Stored items
• • • • • • •
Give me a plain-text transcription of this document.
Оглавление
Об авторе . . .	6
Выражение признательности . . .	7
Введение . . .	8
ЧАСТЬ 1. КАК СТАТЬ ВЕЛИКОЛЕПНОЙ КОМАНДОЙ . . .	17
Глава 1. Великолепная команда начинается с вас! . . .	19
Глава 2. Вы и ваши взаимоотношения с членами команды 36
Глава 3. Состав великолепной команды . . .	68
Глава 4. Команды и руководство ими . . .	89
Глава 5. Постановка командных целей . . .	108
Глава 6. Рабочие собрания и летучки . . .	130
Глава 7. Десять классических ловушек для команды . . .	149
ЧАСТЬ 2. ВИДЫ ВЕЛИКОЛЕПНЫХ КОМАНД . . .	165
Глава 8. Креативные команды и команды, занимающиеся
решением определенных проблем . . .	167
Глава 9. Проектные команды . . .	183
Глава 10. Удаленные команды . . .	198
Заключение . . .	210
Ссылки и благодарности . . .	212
• • • • • • •
— What you should do —
Go through the records above and set each one down exactly, please.

— Answer for the task —
Give me a plain-text transcription of this document.
Оглавление
Об авторе . . .	6
Выражение признательности . . .	7
Введение . . .	8
ЧАСТЬ 1. КАК СТАТЬ ВЕЛИКОЛЕПНОЙ КОМАНДОЙ . . .	17
Глава 1. Великолепная команда начинается с вас! . . .	19
Глава 2. Вы и ваши взаимоотношения с членами команды 36
Глава 3. Состав великолепной команды . . .	68
Глава 4. Команды и руководство ими . . .	89
Глава 5. Постановка командных целей . . .	108
Глава 6. Рабочие собрания и летучки . . .	130
Глава 7. Десять классических ловушек для команды . . .	149
ЧАСТЬ 2. ВИДЫ ВЕЛИКОЛЕПНЫХ КОМАНД . . .	165
Глава 8. Креативные команды и команды, занимающиеся
решением определенных проблем . . .	167
Глава 9. Проектные команды . . .	183
Глава 10. Удаленные команды . . .	198
Заключение . . .	210
Ссылки и благодарности . . .	212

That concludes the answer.